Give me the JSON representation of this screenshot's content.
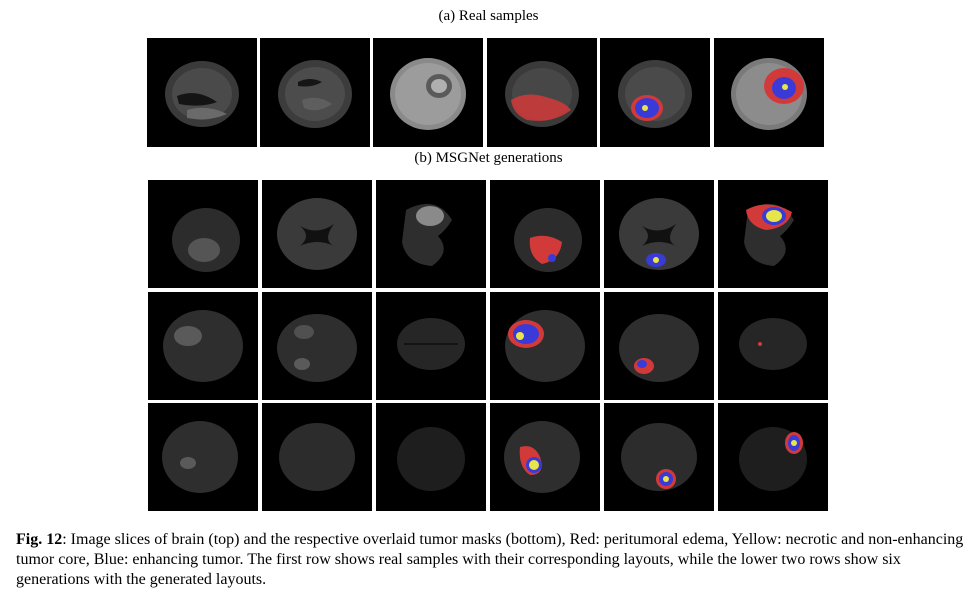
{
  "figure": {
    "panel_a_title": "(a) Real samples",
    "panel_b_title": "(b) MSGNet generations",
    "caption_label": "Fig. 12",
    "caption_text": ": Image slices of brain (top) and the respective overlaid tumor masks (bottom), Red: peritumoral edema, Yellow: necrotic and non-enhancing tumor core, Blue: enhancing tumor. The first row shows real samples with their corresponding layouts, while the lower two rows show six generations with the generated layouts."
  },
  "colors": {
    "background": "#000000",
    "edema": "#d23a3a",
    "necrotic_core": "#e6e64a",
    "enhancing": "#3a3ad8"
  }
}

● AIM OF THE TASK
Type the entries again verbatim. Drop the images.

● COMPLETED TASK
Give me the JSON representation of this screenshot's content.
{
  "figure": {
    "panel_a_title": "(a) Real samples",
    "panel_b_title": "(b) MSGNet generations",
    "caption_label": "Fig. 12",
    "caption_text": ": Image slices of brain (top) and the respective overlaid tumor masks (bottom), Red: peritumoral edema, Yellow: necrotic and non-enhancing tumor core, Blue: enhancing tumor. The first row shows real samples with their corresponding layouts, while the lower two rows show six generations with the generated layouts."
  },
  "colors": {
    "background": "#000000",
    "edema": "#d23a3a",
    "necrotic_core": "#e6e64a",
    "enhancing": "#3a3ad8"
  }
}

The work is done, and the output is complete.